• Instructions for the task: Review the lines that follow and copy each one that contains the word "государственное".

Collected data entries:

● ● ● ●

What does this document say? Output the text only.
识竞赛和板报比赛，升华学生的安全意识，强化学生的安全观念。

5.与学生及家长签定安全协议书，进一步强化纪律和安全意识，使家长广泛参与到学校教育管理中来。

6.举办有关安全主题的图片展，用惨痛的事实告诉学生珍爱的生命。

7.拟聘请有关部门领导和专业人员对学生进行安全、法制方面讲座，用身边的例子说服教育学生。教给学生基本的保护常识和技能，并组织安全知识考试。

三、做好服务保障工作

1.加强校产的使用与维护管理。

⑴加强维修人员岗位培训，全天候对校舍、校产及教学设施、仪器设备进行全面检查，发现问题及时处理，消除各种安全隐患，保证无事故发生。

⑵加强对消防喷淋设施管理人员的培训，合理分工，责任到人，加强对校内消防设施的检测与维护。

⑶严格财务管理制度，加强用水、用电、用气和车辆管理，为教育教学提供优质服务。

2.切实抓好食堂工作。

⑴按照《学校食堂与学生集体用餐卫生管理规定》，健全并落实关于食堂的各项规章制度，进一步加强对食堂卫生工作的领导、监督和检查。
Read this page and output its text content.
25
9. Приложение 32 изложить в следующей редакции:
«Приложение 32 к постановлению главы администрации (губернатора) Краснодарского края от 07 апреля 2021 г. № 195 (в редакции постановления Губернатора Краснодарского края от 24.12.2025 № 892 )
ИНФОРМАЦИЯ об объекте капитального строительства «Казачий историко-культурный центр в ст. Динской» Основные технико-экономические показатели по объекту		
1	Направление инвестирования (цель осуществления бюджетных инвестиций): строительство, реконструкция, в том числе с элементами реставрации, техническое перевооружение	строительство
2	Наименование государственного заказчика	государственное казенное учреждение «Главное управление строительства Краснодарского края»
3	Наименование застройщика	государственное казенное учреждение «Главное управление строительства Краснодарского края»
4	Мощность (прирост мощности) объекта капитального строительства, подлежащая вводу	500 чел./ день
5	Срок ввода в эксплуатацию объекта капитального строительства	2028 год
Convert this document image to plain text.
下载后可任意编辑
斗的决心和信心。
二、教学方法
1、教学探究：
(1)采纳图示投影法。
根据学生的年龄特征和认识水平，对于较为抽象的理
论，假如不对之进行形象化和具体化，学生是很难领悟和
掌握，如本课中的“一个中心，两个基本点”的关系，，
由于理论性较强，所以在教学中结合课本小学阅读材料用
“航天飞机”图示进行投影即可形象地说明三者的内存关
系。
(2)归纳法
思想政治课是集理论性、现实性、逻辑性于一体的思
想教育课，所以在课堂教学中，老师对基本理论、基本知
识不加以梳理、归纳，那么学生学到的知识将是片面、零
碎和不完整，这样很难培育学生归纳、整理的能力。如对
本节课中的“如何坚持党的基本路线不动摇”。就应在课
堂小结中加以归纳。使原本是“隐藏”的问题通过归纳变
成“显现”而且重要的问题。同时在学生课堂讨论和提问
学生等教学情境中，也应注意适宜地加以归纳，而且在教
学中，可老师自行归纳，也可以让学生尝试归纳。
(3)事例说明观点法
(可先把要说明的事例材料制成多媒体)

● ● ● ●

• Response:
2	Наименование государственного заказчика	государственное казенное учреждение «Главное управление строительства Краснодарского края»
3	Наименование застройщика	государственное казенное учреждение «Главное управление строительства Краснодарского края»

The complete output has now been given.